What follows is a block of records; reproduce all of it verbatim.
— BEGIN RECORDS TO PROCESS —
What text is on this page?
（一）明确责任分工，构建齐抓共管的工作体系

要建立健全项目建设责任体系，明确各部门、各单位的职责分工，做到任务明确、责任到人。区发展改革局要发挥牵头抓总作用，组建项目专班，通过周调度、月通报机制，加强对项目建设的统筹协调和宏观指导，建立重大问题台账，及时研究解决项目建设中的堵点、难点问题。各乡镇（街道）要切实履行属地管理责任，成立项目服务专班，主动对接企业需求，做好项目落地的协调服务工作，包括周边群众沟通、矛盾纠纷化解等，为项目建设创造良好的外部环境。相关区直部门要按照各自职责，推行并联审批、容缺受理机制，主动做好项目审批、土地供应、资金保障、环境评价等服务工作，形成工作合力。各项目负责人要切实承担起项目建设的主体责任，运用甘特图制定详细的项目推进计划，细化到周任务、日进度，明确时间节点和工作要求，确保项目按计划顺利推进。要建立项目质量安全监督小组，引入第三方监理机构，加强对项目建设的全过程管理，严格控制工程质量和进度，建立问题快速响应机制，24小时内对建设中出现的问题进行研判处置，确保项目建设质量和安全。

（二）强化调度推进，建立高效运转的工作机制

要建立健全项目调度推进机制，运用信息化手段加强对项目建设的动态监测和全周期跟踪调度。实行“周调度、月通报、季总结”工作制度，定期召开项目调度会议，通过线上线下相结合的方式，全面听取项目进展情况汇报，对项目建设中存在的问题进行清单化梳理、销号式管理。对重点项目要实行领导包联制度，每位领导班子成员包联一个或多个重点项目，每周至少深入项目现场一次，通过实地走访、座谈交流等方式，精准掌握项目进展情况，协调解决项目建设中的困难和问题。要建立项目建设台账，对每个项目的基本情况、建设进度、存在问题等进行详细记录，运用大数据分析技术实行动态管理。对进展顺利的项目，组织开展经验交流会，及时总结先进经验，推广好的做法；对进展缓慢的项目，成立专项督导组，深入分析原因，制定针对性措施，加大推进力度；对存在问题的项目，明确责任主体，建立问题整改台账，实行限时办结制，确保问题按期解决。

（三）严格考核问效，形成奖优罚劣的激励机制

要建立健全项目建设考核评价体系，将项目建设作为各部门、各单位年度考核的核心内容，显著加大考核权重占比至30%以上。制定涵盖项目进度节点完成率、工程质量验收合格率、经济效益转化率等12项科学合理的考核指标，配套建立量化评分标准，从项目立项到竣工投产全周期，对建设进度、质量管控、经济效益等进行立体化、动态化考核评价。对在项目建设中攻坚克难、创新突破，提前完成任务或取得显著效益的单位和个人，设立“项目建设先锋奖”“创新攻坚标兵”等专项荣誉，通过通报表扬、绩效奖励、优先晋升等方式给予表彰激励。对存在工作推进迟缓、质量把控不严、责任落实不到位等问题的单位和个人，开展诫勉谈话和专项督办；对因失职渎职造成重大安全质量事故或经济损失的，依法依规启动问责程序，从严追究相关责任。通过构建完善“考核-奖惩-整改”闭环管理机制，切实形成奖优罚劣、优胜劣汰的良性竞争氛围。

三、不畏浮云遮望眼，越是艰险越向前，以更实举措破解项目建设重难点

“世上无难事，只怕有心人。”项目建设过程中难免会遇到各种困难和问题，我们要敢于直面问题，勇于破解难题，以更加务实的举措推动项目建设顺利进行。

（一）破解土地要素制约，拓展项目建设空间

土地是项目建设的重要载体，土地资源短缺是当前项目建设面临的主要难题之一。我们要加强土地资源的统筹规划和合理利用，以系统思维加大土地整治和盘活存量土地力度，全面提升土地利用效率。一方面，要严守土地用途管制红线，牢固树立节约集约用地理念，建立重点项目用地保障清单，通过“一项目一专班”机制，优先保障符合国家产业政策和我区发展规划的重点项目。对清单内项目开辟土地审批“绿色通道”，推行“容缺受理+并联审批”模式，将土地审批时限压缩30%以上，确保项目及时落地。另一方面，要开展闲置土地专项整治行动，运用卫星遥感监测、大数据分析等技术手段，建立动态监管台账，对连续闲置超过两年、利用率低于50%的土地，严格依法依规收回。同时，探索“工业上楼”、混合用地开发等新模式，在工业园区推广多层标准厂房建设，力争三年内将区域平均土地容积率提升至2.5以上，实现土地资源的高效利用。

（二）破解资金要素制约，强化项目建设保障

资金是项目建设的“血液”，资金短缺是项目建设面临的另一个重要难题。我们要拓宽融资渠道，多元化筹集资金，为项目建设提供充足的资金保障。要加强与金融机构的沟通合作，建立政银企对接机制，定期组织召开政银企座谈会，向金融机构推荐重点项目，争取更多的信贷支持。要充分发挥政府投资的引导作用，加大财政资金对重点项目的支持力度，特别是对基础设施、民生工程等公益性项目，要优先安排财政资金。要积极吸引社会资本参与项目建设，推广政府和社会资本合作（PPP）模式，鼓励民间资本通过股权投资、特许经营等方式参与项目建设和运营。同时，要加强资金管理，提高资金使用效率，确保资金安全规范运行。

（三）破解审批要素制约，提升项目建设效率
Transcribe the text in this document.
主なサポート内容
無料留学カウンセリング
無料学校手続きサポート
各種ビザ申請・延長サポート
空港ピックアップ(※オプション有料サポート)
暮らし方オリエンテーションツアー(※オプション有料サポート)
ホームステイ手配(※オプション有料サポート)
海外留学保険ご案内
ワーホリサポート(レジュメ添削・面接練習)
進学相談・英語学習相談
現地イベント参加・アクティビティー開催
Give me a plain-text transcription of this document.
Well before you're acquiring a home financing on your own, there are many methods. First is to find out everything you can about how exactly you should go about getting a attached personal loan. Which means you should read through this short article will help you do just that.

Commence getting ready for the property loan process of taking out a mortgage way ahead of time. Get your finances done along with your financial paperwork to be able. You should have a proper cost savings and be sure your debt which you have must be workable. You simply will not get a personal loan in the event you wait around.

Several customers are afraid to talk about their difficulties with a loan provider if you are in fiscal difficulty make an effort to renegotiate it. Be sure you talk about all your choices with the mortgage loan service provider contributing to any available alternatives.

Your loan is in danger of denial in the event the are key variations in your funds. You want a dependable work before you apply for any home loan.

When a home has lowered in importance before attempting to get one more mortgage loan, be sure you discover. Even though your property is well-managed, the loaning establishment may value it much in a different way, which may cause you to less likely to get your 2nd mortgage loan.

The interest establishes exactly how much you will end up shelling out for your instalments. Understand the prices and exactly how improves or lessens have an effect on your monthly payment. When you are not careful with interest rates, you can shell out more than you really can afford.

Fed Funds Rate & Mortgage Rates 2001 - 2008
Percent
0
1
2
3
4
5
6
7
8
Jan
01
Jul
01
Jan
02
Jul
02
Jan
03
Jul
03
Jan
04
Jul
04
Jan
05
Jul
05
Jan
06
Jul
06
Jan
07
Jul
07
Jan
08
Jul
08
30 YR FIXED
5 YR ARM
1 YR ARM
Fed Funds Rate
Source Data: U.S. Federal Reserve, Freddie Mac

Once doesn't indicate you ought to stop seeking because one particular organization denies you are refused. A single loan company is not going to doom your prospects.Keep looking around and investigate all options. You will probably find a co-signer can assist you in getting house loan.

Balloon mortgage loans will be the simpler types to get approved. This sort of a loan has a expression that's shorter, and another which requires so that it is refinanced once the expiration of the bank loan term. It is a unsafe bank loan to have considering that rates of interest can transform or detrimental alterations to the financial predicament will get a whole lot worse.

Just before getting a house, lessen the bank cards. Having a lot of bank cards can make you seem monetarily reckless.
— END RECORDS TO PROCESS —
• **ANSWER TO THIS TASK**
What text is on this page?
（一）明确责任分工，构建齐抓共管的工作体系

要建立健全项目建设责任体系，明确各部门、各单位的职责分工，做到任务明确、责任到人。区发展改革局要发挥牵头抓总作用，组建项目专班，通过周调度、月通报机制，加强对项目建设的统筹协调和宏观指导，建立重大问题台账，及时研究解决项目建设中的堵点、难点问题。各乡镇（街道）要切实履行属地管理责任，成立项目服务专班，主动对接企业需求，做好项目落地的协调服务工作，包括周边群众沟通、矛盾纠纷化解等，为项目建设创造良好的外部环境。相关区直部门要按照各自职责，推行并联审批、容缺受理机制，主动做好项目审批、土地供应、资金保障、环境评价等服务工作，形成工作合力。各项目负责人要切实承担起项目建设的主体责任，运用甘特图制定详细的项目推进计划，细化到周任务、日进度，明确时间节点和工作要求，确保项目按计划顺利推进。要建立项目质量安全监督小组，引入第三方监理机构，加强对项目建设的全过程管理，严格控制工程质量和进度，建立问题快速响应机制，24小时内对建设中出现的问题进行研判处置，确保项目建设质量和安全。

（二）强化调度推进，建立高效运转的工作机制

要建立健全项目调度推进机制，运用信息化手段加强对项目建设的动态监测和全周期跟踪调度。实行“周调度、月通报、季总结”工作制度，定期召开项目调度会议，通过线上线下相结合的方式，全面听取项目进展情况汇报，对项目建设中存在的问题进行清单化梳理、销号式管理。对重点项目要实行领导包联制度，每位领导班子成员包联一个或多个重点项目，每周至少深入项目现场一次，通过实地走访、座谈交流等方式，精准掌握项目进展情况，协调解决项目建设中的困难和问题。要建立项目建设台账，对每个项目的基本情况、建设进度、存在问题等进行详细记录，运用大数据分析技术实行动态管理。对进展顺利的项目，组织开展经验交流会，及时总结先进经验，推广好的做法；对进展缓慢的项目，成立专项督导组，深入分析原因，制定针对性措施，加大推进力度；对存在问题的项目，明确责任主体，建立问题整改台账，实行限时办结制，确保问题按期解决。

（三）严格考核问效，形成奖优罚劣的激励机制

要建立健全项目建设考核评价体系，将项目建设作为各部门、各单位年度考核的核心内容，显著加大考核权重占比至30%以上。制定涵盖项目进度节点完成率、工程质量验收合格率、经济效益转化率等12项科学合理的考核指标，配套建立量化评分标准，从项目立项到竣工投产全周期，对建设进度、质量管控、经济效益等进行立体化、动态化考核评价。对在项目建设中攻坚克难、创新突破，提前完成任务或取得显著效益的单位和个人，设立“项目建设先锋奖”“创新攻坚标兵”等专项荣誉，通过通报表扬、绩效奖励、优先晋升等方式给予表彰激励。对存在工作推进迟缓、质量把控不严、责任落实不到位等问题的单位和个人，开展诫勉谈话和专项督办；对因失职渎职造成重大安全质量事故或经济损失的，依法依规启动问责程序，从严追究相关责任。通过构建完善“考核-奖惩-整改”闭环管理机制，切实形成奖优罚劣、优胜劣汰的良性竞争氛围。

三、不畏浮云遮望眼，越是艰险越向前，以更实举措破解项目建设重难点

“世上无难事，只怕有心人。”项目建设过程中难免会遇到各种困难和问题，我们要敢于直面问题，勇于破解难题，以更加务实的举措推动项目建设顺利进行。

（一）破解土地要素制约，拓展项目建设空间

土地是项目建设的重要载体，土地资源短缺是当前项目建设面临的主要难题之一。我们要加强土地资源的统筹规划和合理利用，以系统思维加大土地整治和盘活存量土地力度，全面提升土地利用效率。一方面，要严守土地用途管制红线，牢固树立节约集约用地理念，建立重点项目用地保障清单，通过“一项目一专班”机制，优先保障符合国家产业政策和我区发展规划的重点项目。对清单内项目开辟土地审批“绿色通道”，推行“容缺受理+并联审批”模式，将土地审批时限压缩30%以上，确保项目及时落地。另一方面，要开展闲置土地专项整治行动，运用卫星遥感监测、大数据分析等技术手段，建立动态监管台账，对连续闲置超过两年、利用率低于50%的土地，严格依法依规收回。同时，探索“工业上楼”、混合用地开发等新模式，在工业园区推广多层标准厂房建设，力争三年内将区域平均土地容积率提升至2.5以上，实现土地资源的高效利用。

（二）破解资金要素制约，强化项目建设保障

资金是项目建设的“血液”，资金短缺是项目建设面临的另一个重要难题。我们要拓宽融资渠道，多元化筹集资金，为项目建设提供充足的资金保障。要加强与金融机构的沟通合作，建立政银企对接机制，定期组织召开政银企座谈会，向金融机构推荐重点项目，争取更多的信贷支持。要充分发挥政府投资的引导作用，加大财政资金对重点项目的支持力度，特别是对基础设施、民生工程等公益性项目，要优先安排财政资金。要积极吸引社会资本参与项目建设，推广政府和社会资本合作（PPP）模式，鼓励民间资本通过股权投资、特许经营等方式参与项目建设和运营。同时，要加强资金管理，提高资金使用效率，确保资金安全规范运行。

（三）破解审批要素制约，提升项目建设效率
Transcribe the text in this document.
主なサポート内容
無料留学カウンセリング
無料学校手続きサポート
各種ビザ申請・延長サポート
空港ピックアップ(※オプション有料サポート)
暮らし方オリエンテーションツアー(※オプション有料サポート)
ホームステイ手配(※オプション有料サポート)
海外留学保険ご案内
ワーホリサポート(レジュメ添削・面接練習)
進学相談・英語学習相談
現地イベント参加・アクティビティー開催
Give me a plain-text transcription of this document.
Well before you're acquiring a home financing on your own, there are many methods. First is to find out everything you can about how exactly you should go about getting a attached personal loan. Which means you should read through this short article will help you do just that.

Commence getting ready for the property loan process of taking out a mortgage way ahead of time. Get your finances done along with your financial paperwork to be able. You should have a proper cost savings and be sure your debt which you have must be workable. You simply will not get a personal loan in the event you wait around.

Several customers are afraid to talk about their difficulties with a loan provider if you are in fiscal difficulty make an effort to renegotiate it. Be sure you talk about all your choices with the mortgage loan service provider contributing to any available alternatives.

Your loan is in danger of denial in the event the are key variations in your funds. You want a dependable work before you apply for any home loan.

When a home has lowered in importance before attempting to get one more mortgage loan, be sure you discover. Even though your property is well-managed, the loaning establishment may value it much in a different way, which may cause you to less likely to get your 2nd mortgage loan.

The interest establishes exactly how much you will end up shelling out for your instalments. Understand the prices and exactly how improves or lessens have an effect on your monthly payment. When you are not careful with interest rates, you can shell out more than you really can afford.

Fed Funds Rate & Mortgage Rates 2001 - 2008
Percent
0
1
2
3
4
5
6
7
8
Jan
01
Jul
01
Jan
02
Jul
02
Jan
03
Jul
03
Jan
04
Jul
04
Jan
05
Jul
05
Jan
06
Jul
06
Jan
07
Jul
07
Jan
08
Jul
08
30 YR FIXED
5 YR ARM
1 YR ARM
Fed Funds Rate
Source Data: U.S. Federal Reserve, Freddie Mac

Once doesn't indicate you ought to stop seeking because one particular organization denies you are refused. A single loan company is not going to doom your prospects.Keep looking around and investigate all options. You will probably find a co-signer can assist you in getting house loan.

Balloon mortgage loans will be the simpler types to get approved. This sort of a loan has a expression that's shorter, and another which requires so that it is refinanced once the expiration of the bank loan term. It is a unsafe bank loan to have considering that rates of interest can transform or detrimental alterations to the financial predicament will get a whole lot worse.

Just before getting a house, lessen the bank cards. Having a lot of bank cards can make you seem monetarily reckless.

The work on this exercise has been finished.